▶ [PASSAGE PROVIDED]
- Status: Frankish duchy, then State of the Holy Roman Empire
- Capital: Erfurt
- Religion: Roman Catholicism
- Government: Feudal Duchy
- Historical era: Middle Ages
- • Frankish invasion: c. 531
- • Duchy established: before 631
- • Re-established as Landgraviate: 1111/12
- • Comital line extinct: 1247
- • Split off Hesse: 1264
- • To Saxony: 1482
| Preceded by | Succeeded by |
| / Thuringi | Landgraviate of Hesse / ; Electorate of Saxony / |

= Duchy of Thuringia =

Eastern Frontier, Merovingian Austrasia

The Duchy of Thuringia, later known as the Landgraviate of Thuringia, was a polity in medieval Thuringia, initially a duchy, and then a landgraviate. It was centered in the homeland of Thuringians, encompassing territories previously ruled by independent Kings of Thuringia. During the first half of the 6th century, Thuringia came under the supreme rule of Frankish kings, and was organized as an eastern frontier region of the Merovingian kingdom of Austrasia. It was established as a duchy about 631, by King Dagobert I, who appointed a local Thuringian noble Radulf as the first Duke of Thuringia. It was recreated within the Carolingian Empire, and then belonged to the East Frankish Realm.

▶ [EXERCISES TO COMPLETE]
**1)** In the Duchy of Thuringia passage, who appointed Radulf as the first Duke of Thuringia?
**2)** List every dated event in the timeline of the Duchy of Thuringia passage, each with its date.
**3)** Please set down the Duchy of Thuringia passage word for word, from "Eastern Frontier, Merovingian" to "East Frankish Realm.".
The listing is separate material, unrelated to the Duchy of Thuringia passage.

▶ [THE DATA]

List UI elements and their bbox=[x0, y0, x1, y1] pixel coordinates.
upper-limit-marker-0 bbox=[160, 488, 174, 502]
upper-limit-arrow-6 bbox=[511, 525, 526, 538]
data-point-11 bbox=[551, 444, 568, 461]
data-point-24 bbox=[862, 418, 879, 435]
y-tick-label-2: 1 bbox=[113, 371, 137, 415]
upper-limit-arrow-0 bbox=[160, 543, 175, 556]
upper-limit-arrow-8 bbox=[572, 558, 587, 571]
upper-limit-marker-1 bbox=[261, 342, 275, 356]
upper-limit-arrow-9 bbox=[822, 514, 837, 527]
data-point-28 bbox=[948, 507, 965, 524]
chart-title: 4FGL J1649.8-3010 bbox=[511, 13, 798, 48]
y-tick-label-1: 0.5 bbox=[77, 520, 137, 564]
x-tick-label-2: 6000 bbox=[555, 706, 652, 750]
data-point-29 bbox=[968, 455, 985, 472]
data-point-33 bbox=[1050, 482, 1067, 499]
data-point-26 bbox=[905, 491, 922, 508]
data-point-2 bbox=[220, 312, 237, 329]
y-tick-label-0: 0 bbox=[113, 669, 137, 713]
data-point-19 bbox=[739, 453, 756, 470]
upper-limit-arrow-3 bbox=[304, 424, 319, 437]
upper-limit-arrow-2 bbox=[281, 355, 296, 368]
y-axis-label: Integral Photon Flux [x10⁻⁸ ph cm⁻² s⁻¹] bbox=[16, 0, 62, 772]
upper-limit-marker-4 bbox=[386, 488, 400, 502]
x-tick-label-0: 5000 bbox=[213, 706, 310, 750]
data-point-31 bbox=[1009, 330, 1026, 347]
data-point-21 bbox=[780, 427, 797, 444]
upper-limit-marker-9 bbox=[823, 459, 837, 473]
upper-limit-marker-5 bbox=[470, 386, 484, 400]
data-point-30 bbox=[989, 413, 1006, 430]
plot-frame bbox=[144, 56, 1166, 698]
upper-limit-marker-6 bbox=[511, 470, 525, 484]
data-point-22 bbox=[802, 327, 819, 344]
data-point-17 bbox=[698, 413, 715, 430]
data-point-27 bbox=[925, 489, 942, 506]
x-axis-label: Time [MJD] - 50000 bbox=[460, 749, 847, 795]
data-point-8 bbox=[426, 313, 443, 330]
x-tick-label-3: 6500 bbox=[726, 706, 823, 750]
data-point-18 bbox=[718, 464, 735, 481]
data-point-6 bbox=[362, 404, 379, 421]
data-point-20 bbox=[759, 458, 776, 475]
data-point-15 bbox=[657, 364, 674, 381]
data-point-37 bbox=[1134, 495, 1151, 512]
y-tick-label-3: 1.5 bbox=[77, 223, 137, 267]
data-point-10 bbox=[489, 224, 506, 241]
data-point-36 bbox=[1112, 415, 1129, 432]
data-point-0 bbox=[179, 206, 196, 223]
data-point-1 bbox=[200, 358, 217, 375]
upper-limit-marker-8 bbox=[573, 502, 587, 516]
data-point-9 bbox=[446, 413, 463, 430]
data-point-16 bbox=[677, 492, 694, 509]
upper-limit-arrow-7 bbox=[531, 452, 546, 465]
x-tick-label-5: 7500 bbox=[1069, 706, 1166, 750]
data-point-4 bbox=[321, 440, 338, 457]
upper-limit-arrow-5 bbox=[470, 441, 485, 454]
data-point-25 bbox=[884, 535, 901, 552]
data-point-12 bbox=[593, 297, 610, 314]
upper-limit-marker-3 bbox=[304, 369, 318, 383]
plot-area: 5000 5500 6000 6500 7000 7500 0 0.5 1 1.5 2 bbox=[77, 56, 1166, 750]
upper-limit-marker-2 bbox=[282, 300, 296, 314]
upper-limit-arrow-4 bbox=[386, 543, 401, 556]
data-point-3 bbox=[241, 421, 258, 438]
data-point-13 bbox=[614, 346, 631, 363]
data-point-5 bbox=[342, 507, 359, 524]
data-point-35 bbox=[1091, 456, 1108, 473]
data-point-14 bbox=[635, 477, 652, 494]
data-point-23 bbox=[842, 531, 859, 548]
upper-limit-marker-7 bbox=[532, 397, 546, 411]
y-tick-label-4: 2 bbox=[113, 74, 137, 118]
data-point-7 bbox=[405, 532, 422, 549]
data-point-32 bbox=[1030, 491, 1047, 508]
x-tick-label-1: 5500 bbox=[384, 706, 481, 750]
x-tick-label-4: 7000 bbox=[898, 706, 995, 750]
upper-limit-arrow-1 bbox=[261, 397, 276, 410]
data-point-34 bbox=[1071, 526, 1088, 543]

▶ [EXERCISE RESPONSES]
**1)** King Dagobert I

**2)**
- Frankish invasion: c. 531
- Duchy established: before 631
- Re-established as Landgraviate: 1111/12
- Comital line extinct: 1247
- Split off Hesse: 1264
- To Saxony: 1482

**3)**
Eastern Frontier, Merovingian Austrasia

The Duchy of Thuringia, later known as the Landgraviate of Thuringia, was a polity in medieval Thuringia, initially a duchy, and then a landgraviate. It was centered in the homeland of Thuringians, encompassing territories previously ruled by independent Kings of Thuringia. During the first half of the 6th century, Thuringia came under the supreme rule of Frankish kings, and was organized as an eastern frontier region of the Merovingian kingdom of Austrasia. It was established as a duchy about 631, by King Dagobert I, who appointed a local Thuringian noble Radulf as the first Duke of Thuringia. It was recreated within the Carolingian Empire, and then belonged to the East Frankish Realm.